* What you are asked to do:
Copy the entries from the line containing "page-title: Students: [206, 46, 301, 71]" through the line containing "total-value-cell: 633: [334, 672, 476, 706]", unchanged.

* Task inputs:

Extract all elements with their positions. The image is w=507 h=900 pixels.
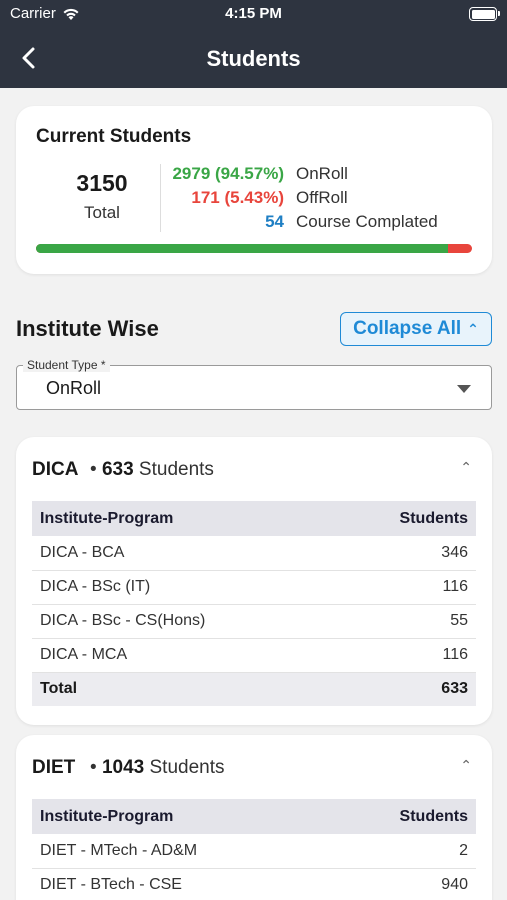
page-title: Students: [206, 46, 301, 71]
column-header-program: Institute-Program: [32, 501, 335, 536]
onroll-progress-bar: [36, 244, 472, 253]
student-type-value: OnRoll: [46, 378, 102, 398]
table-total-row: Total 633: [32, 672, 476, 706]
student-type-label: Student Type *: [23, 358, 110, 372]
total-value-cell: 633: [334, 672, 476, 706]
current-students-card: Current Students 3150 Total 2979 (94.57%…: [16, 106, 492, 274]
total-label-cell: Total: [32, 672, 335, 706]
current-students-body: 3150 Total 2979 (94.57%) OnRoll 171 (5.4…: [36, 162, 472, 240]
offroll-label: OffRoll: [296, 188, 348, 207]
student-type-select[interactable]: Student Type * OnRoll: [16, 358, 492, 410]
carrier-info: Carrier: [10, 5, 80, 22]
nav-bar: Students: [0, 30, 507, 88]
program-cell: DICA - BSc - CS(Hons): [32, 604, 335, 639]
table-row: DICA - MCA 116: [32, 638, 476, 673]
collapse-all-label: Collapse All: [353, 318, 462, 339]
collapse-all-button[interactable]: Collapse All ⌃: [340, 312, 492, 346]
chevron-up-icon[interactable]: ⌃: [460, 757, 472, 773]
battery-icon: [469, 7, 500, 21]
students-cell: 940: [330, 868, 476, 900]
institute-count-value: 1043: [101, 757, 145, 778]
wifi-icon: [63, 8, 79, 20]
program-table: Institute-Program Students DIET - MTech …: [32, 799, 476, 900]
column-header-program: Institute-Program: [32, 799, 331, 834]
institute-count: • 633 Students: [90, 459, 214, 480]
program-cell: DIET - MTech - AD&M: [32, 834, 331, 869]
caret-down-icon: [457, 385, 471, 393]
table-header-row: Institute-Program Students: [32, 799, 476, 834]
chevron-left-icon: [22, 47, 35, 69]
institute-header[interactable]: DICA • 633 Students ⌃: [32, 437, 476, 501]
students-cell: 2: [330, 834, 476, 869]
institute-name: DIET: [32, 757, 76, 778]
students-cell: 55: [334, 604, 476, 639]
institute-header[interactable]: DIET • 1043 Students ⌃: [32, 735, 476, 799]
students-cell: 116: [334, 570, 476, 605]
back-button[interactable]: [16, 44, 44, 72]
program-cell: DIET - BTech - CSE: [32, 868, 331, 900]
institute-card-diet: DIET • 1043 Students ⌃ Institute-Program…: [16, 735, 492, 900]
column-header-students: Students: [334, 501, 476, 536]
offroll-row: 171 (5.43%) OffRoll: [172, 186, 438, 210]
app-header: Carrier 4:15 PM Students: [0, 0, 507, 88]
current-students-title: Current Students: [36, 126, 192, 147]
institute-count-value: 633: [101, 459, 134, 480]
column-header-students: Students: [330, 799, 476, 834]
divider: [160, 164, 161, 232]
completed-value: 54: [265, 212, 284, 231]
chevron-up-icon: ⌃: [467, 320, 479, 337]
institute-wise-title: Institute Wise: [16, 316, 159, 341]
total-value: 3150: [76, 170, 128, 196]
status-bar: Carrier 4:15 PM: [0, 0, 507, 30]
institute-count-suffix: Students: [138, 459, 214, 480]
total-label: Total: [84, 203, 120, 222]
carrier-label: Carrier: [10, 5, 56, 22]
onroll-row: 2979 (94.57%) OnRoll: [172, 162, 438, 186]
onroll-progress-fill: [36, 244, 449, 253]
table-row: DIET - BTech - CSE 940: [32, 868, 476, 900]
status-time: 4:15 PM: [225, 5, 282, 22]
students-cell: 346: [334, 536, 476, 571]
students-cell: 116: [334, 638, 476, 673]
completed-label: Course Complated: [296, 212, 438, 231]
program-cell: DICA - BCA: [32, 536, 335, 571]
institute-name: DICA: [32, 459, 79, 480]
institute-count-suffix: Students: [149, 757, 225, 778]
offroll-value: 171 (5.43%): [191, 188, 284, 207]
table-row: DIET - MTech - AD&M 2: [32, 834, 476, 869]
table-header-row: Institute-Program Students: [32, 501, 476, 536]
total-box: 3150 Total: [36, 162, 168, 223]
onroll-label: OnRoll: [296, 164, 348, 183]
table-row: DICA - BSc (IT) 116: [32, 570, 476, 605]
completed-row: 54 Course Complated: [172, 210, 438, 234]
institute-card-dica: DICA • 633 Students ⌃ Institute-Program …: [16, 437, 492, 725]
table-row: DICA - BSc - CS(Hons) 55: [32, 604, 476, 639]
program-table: Institute-Program Students DICA - BCA 34…: [32, 501, 476, 706]
institute-count: • 1043 Students: [90, 757, 225, 778]
stats-list: 2979 (94.57%) OnRoll 171 (5.43%) OffRoll…: [172, 162, 438, 234]
program-cell: DICA - MCA: [32, 638, 335, 673]
program-cell: DICA - BSc (IT): [32, 570, 335, 605]
chevron-up-icon[interactable]: ⌃: [460, 459, 472, 475]
onroll-value: 2979 (94.57%): [172, 164, 284, 183]
table-row: DICA - BCA 346: [32, 536, 476, 571]
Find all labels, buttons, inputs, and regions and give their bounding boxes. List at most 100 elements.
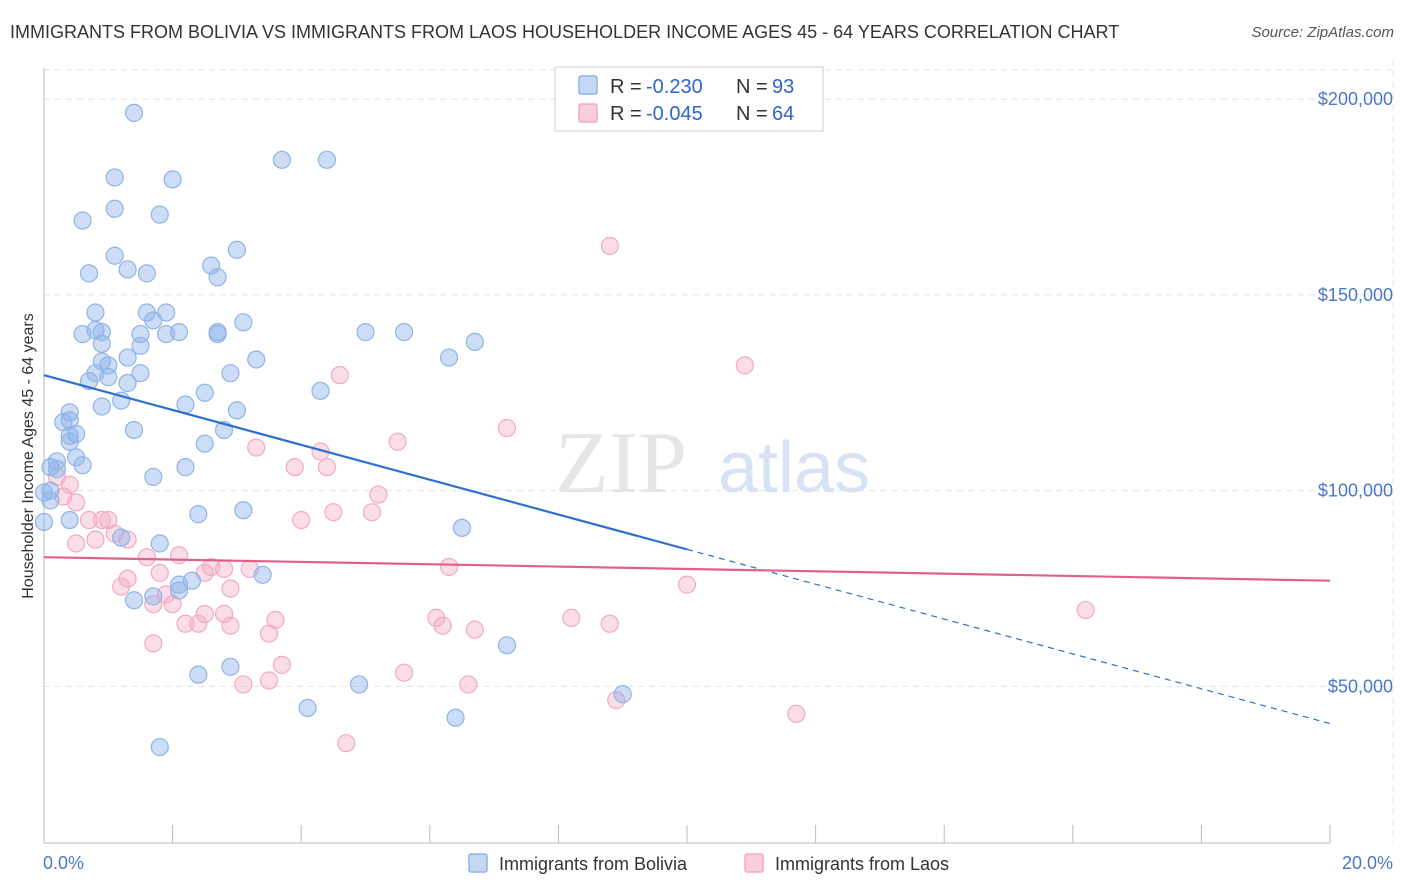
legend-r-label-bolivia: R =	[610, 76, 642, 98]
bolivia-point	[124, 420, 144, 440]
bolivia-point	[73, 324, 92, 344]
bolivia-point	[73, 211, 92, 230]
laos-point	[60, 475, 79, 494]
laos-point	[189, 614, 208, 633]
laos-point	[86, 530, 105, 549]
bolivia-point	[497, 636, 517, 655]
legend: R = -0.230 N = 93 R = -0.045 N = 64	[554, 66, 824, 132]
bolivia-point	[131, 336, 150, 355]
watermark-atlas: atlas	[718, 428, 870, 508]
bolivia-point	[356, 322, 375, 342]
bolivia-point	[195, 434, 214, 453]
bolivia-point	[41, 458, 60, 477]
bottom-legend-swatch-bolivia	[468, 853, 488, 873]
bottom-legend: Immigrants from Bolivia Immigrants from …	[468, 853, 949, 874]
legend-r-bolivia: -0.230	[646, 76, 703, 98]
laos-point	[292, 510, 311, 530]
laos-point	[118, 530, 137, 549]
trend-lines	[43, 374, 1331, 725]
bolivia-point	[144, 587, 163, 606]
legend-r-laos: -0.045	[646, 103, 703, 125]
laos-point	[214, 604, 234, 624]
bolivia-point	[272, 150, 292, 169]
laos-point	[562, 608, 581, 627]
laos-point	[247, 438, 266, 457]
bolivia-point	[47, 460, 66, 479]
bolivia-point	[60, 432, 79, 451]
bottom-legend-label-laos: Immigrants from Laos	[775, 854, 949, 874]
laos-point	[67, 493, 86, 512]
laos-point	[144, 634, 163, 653]
bolivia-point	[439, 348, 459, 367]
bolivia-point	[60, 426, 79, 445]
bolivia-point	[124, 103, 144, 122]
bolivia-point	[317, 150, 337, 169]
chart-title: IMMIGRANTS FROM BOLIVIA VS IMMIGRANTS FR…	[10, 22, 1120, 42]
laos-point	[67, 534, 86, 553]
bolivia-point	[208, 324, 227, 344]
laos-point	[195, 604, 214, 624]
bolivia-point	[34, 512, 54, 532]
laos-point	[735, 356, 754, 375]
bolivia-trend-extension	[686, 548, 1331, 725]
laos-point	[394, 663, 414, 682]
laos-point	[150, 563, 169, 582]
axes	[43, 68, 1331, 844]
laos-point	[79, 510, 99, 530]
laos-point	[362, 503, 382, 522]
laos-point	[337, 734, 356, 753]
laos-point	[459, 675, 478, 694]
laos-point	[439, 557, 459, 577]
bolivia-point	[144, 467, 163, 487]
laos-point	[324, 503, 343, 522]
bolivia-point	[253, 565, 272, 584]
y-tick-label: $50,000	[1328, 676, 1393, 696]
bolivia-point	[234, 501, 253, 520]
laos-points	[47, 236, 1095, 753]
y-tick-labels: $50,000 $100,000 $150,000 $200,000	[1318, 89, 1393, 696]
legend-swatch-laos	[578, 103, 598, 123]
laos-point	[272, 655, 292, 674]
bolivia-point	[298, 698, 317, 718]
bolivia-point	[189, 665, 208, 684]
bolivia-point	[613, 685, 632, 704]
bolivia-point	[227, 240, 246, 259]
laos-point	[144, 595, 163, 614]
bottom-legend-label-bolivia: Immigrants from Bolivia	[499, 854, 688, 874]
bottom-legend-swatch-laos	[744, 853, 764, 873]
laos-point	[234, 675, 253, 694]
legend-n-label-laos: N =	[736, 103, 768, 125]
bolivia-point	[176, 458, 195, 477]
bolivia-point	[234, 313, 253, 332]
x-tick-label-min: 0.0%	[43, 853, 84, 873]
bolivia-point	[169, 581, 189, 600]
bolivia-point	[189, 505, 208, 524]
laos-point	[221, 616, 240, 635]
laos-point	[787, 704, 806, 723]
laos-point	[221, 579, 240, 598]
laos-point	[259, 671, 279, 690]
bolivia-point	[446, 708, 465, 727]
legend-n-bolivia: 93	[772, 76, 794, 98]
bolivia-point	[221, 364, 240, 383]
legend-n-laos: 64	[772, 103, 794, 125]
bolivia-point	[227, 401, 246, 420]
bolivia-point	[465, 332, 484, 351]
bolivia-point	[131, 364, 150, 383]
laos-point	[317, 458, 337, 477]
legend-n-label-bolivia: N =	[736, 76, 768, 98]
bolivia-point	[195, 383, 214, 402]
laos-point	[433, 616, 452, 635]
watermark-zip: ZIP	[555, 415, 687, 512]
bolivia-point	[349, 675, 369, 694]
legend-r-label-laos: R =	[610, 103, 642, 125]
bolivia-point	[86, 303, 105, 322]
bolivia-point	[112, 528, 131, 547]
bolivia-trend-line	[43, 374, 688, 551]
bolivia-point	[118, 348, 137, 367]
y-tick-label: $200,000	[1318, 89, 1393, 109]
gridlines	[44, 60, 1394, 843]
laos-point	[169, 546, 189, 565]
bolivia-point	[92, 334, 111, 353]
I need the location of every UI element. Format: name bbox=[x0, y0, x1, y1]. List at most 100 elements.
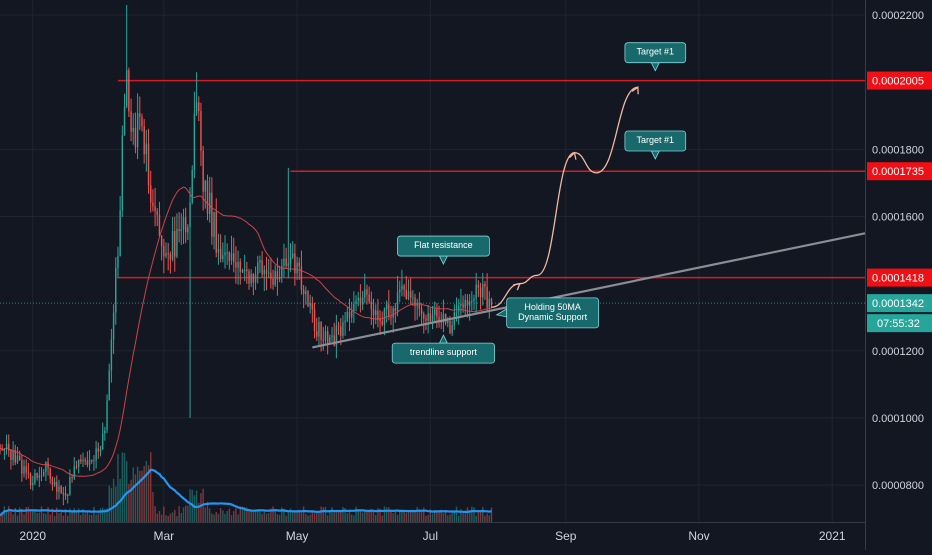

* Answer to the exercise:
page-title: Students: [206, 46, 301, 71]
column-header-program: Institute-Program: [32, 501, 335, 536]
onroll-progress-bar: [36, 244, 472, 253]
student-type-value: OnRoll: [46, 378, 102, 398]
table-total-row: Total 633: [32, 672, 476, 706]
student-type-label: Student Type *: [23, 358, 110, 372]
total-value-cell: 633: [334, 672, 476, 706]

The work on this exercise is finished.